Given problem:
Locate the line containing "Read this page and output its text content.", then please write out that line and all the lines below it in the entries exactly.

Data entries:
╭──
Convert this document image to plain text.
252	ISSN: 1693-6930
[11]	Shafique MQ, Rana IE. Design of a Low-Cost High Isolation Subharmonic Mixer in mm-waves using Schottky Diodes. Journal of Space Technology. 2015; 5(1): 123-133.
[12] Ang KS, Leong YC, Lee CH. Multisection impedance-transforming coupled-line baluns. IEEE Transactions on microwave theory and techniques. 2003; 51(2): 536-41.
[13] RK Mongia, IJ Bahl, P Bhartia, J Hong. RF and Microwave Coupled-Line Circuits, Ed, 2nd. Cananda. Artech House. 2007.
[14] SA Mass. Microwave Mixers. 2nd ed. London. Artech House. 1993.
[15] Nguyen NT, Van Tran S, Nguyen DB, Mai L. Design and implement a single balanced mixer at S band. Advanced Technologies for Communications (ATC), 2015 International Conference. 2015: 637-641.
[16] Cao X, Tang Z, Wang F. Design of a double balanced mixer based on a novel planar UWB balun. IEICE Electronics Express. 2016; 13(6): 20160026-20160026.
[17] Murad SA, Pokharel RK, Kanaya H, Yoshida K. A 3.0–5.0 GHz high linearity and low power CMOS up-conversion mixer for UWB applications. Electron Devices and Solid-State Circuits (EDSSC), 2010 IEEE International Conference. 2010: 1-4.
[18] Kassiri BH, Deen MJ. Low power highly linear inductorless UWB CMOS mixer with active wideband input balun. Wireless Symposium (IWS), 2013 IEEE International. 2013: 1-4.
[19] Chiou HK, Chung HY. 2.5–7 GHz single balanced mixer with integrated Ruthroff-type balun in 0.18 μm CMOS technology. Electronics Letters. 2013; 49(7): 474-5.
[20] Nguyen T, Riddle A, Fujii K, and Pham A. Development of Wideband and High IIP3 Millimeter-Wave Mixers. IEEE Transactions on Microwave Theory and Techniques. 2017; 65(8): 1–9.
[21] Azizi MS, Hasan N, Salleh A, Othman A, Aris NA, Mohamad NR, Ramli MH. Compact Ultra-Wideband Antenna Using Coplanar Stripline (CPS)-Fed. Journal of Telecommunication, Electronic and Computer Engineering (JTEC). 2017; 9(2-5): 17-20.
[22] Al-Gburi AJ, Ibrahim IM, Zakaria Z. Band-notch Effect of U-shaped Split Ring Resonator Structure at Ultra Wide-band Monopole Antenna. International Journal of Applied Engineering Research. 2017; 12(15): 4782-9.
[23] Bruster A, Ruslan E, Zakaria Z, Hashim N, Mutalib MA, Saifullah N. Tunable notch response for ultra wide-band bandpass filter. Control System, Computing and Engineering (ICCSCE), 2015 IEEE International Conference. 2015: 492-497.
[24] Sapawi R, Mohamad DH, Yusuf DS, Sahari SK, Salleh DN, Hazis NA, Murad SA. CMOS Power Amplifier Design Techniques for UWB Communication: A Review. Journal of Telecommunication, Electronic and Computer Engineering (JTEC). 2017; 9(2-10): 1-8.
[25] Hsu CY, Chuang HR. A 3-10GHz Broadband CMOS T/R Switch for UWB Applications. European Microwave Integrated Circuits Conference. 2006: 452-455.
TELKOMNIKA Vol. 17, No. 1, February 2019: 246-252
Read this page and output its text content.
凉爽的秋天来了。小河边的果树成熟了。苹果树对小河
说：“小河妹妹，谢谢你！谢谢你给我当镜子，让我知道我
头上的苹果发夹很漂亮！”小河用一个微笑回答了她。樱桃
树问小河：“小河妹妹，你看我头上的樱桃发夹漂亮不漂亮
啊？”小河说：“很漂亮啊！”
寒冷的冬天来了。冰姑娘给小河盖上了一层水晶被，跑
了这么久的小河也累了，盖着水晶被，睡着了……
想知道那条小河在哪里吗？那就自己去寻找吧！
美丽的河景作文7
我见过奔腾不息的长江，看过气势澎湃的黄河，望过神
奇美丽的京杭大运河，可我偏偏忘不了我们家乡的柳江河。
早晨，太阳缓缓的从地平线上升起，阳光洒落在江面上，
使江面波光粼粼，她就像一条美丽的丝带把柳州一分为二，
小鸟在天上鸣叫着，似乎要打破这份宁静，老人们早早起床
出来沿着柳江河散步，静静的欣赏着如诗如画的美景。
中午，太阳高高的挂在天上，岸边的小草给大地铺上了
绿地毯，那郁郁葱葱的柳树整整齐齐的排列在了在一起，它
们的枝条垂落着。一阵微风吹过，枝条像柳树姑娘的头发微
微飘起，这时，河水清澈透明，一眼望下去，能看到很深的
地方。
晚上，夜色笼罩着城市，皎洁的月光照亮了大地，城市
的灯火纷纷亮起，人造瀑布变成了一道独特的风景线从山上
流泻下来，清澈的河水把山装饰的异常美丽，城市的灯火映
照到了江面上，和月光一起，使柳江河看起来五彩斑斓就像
╰──
Completed exercise:
Read this page and output its text content.
凉爽的秋天来了。小河边的果树成熟了。苹果树对小河
说：“小河妹妹，谢谢你！谢谢你给我当镜子，让我知道我
头上的苹果发夹很漂亮！”小河用一个微笑回答了她。樱桃
树问小河：“小河妹妹，你看我头上的樱桃发夹漂亮不漂亮
啊？”小河说：“很漂亮啊！”
寒冷的冬天来了。冰姑娘给小河盖上了一层水晶被，跑
了这么久的小河也累了，盖着水晶被，睡着了……
想知道那条小河在哪里吗？那就自己去寻找吧！
美丽的河景作文7
我见过奔腾不息的长江，看过气势澎湃的黄河，望过神
奇美丽的京杭大运河，可我偏偏忘不了我们家乡的柳江河。
早晨，太阳缓缓的从地平线上升起，阳光洒落在江面上，
使江面波光粼粼，她就像一条美丽的丝带把柳州一分为二，
小鸟在天上鸣叫着，似乎要打破这份宁静，老人们早早起床
出来沿着柳江河散步，静静的欣赏着如诗如画的美景。
中午，太阳高高的挂在天上，岸边的小草给大地铺上了
绿地毯，那郁郁葱葱的柳树整整齐齐的排列在了在一起，它
们的枝条垂落着。一阵微风吹过，枝条像柳树姑娘的头发微
微飘起，这时，河水清澈透明，一眼望下去，能看到很深的
地方。
晚上，夜色笼罩着城市，皎洁的月光照亮了大地，城市
的灯火纷纷亮起，人造瀑布变成了一道独特的风景线从山上
流泻下来，清澈的河水把山装饰的异常美丽，城市的灯火映
照到了江面上，和月光一起，使柳江河看起来五彩斑斓就像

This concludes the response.